DATA EXTRACT>
------------------------------

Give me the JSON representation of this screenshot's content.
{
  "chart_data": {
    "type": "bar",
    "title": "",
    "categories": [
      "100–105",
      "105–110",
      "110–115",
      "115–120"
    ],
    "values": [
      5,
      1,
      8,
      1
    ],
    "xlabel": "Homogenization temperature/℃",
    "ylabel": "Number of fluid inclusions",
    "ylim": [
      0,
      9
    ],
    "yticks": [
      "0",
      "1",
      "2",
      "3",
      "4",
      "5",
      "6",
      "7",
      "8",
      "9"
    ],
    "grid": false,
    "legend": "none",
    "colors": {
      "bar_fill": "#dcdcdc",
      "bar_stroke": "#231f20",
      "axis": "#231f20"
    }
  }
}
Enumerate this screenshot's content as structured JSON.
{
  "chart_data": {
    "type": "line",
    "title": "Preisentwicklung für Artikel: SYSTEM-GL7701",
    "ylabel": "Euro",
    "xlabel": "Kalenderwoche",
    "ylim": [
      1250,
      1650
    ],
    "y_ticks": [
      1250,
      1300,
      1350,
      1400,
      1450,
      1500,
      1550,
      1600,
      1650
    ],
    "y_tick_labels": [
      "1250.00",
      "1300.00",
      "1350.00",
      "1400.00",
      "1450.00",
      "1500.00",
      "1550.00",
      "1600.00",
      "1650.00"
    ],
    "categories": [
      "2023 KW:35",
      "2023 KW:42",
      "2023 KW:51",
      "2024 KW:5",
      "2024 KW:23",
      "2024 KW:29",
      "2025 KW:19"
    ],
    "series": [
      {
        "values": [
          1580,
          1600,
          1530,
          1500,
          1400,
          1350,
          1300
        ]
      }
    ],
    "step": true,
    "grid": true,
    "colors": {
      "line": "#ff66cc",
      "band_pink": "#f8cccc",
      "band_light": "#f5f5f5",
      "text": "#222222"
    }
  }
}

------------------------------

PROMPT>
State, as a number only, how many lines in the entries include "xlabel".

RESPONSE>
2